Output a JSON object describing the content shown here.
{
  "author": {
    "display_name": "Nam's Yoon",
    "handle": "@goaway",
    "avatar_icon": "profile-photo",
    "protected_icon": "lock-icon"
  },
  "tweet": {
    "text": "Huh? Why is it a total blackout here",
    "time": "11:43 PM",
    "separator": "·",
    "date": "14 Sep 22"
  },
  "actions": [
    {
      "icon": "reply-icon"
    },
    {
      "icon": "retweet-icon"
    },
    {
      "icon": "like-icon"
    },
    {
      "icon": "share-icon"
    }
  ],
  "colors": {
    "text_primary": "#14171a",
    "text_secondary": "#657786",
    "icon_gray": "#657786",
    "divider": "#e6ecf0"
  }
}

--------------------------------------------------

What is being asked:
Reproduce the material above, every line of it, exactly.

Full response:
Output a JSON object describing the content shown here.
{
  "author": {
    "display_name": "Nam's Yoon",
    "handle": "@goaway",
    "avatar_icon": "profile-photo",
    "protected_icon": "lock-icon"
  },
  "tweet": {
    "text": "Huh? Why is it a total blackout here",
    "time": "11:43 PM",
    "separator": "·",
    "date": "14 Sep 22"
  },
  "actions": [
    {
      "icon": "reply-icon"
    },
    {
      "icon": "retweet-icon"
    },
    {
      "icon": "like-icon"
    },
    {
      "icon": "share-icon"
    }
  ],
  "colors": {
    "text_primary": "#14171a",
    "text_secondary": "#657786",
    "icon_gray": "#657786",
    "divider": "#e6ecf0"
  }
}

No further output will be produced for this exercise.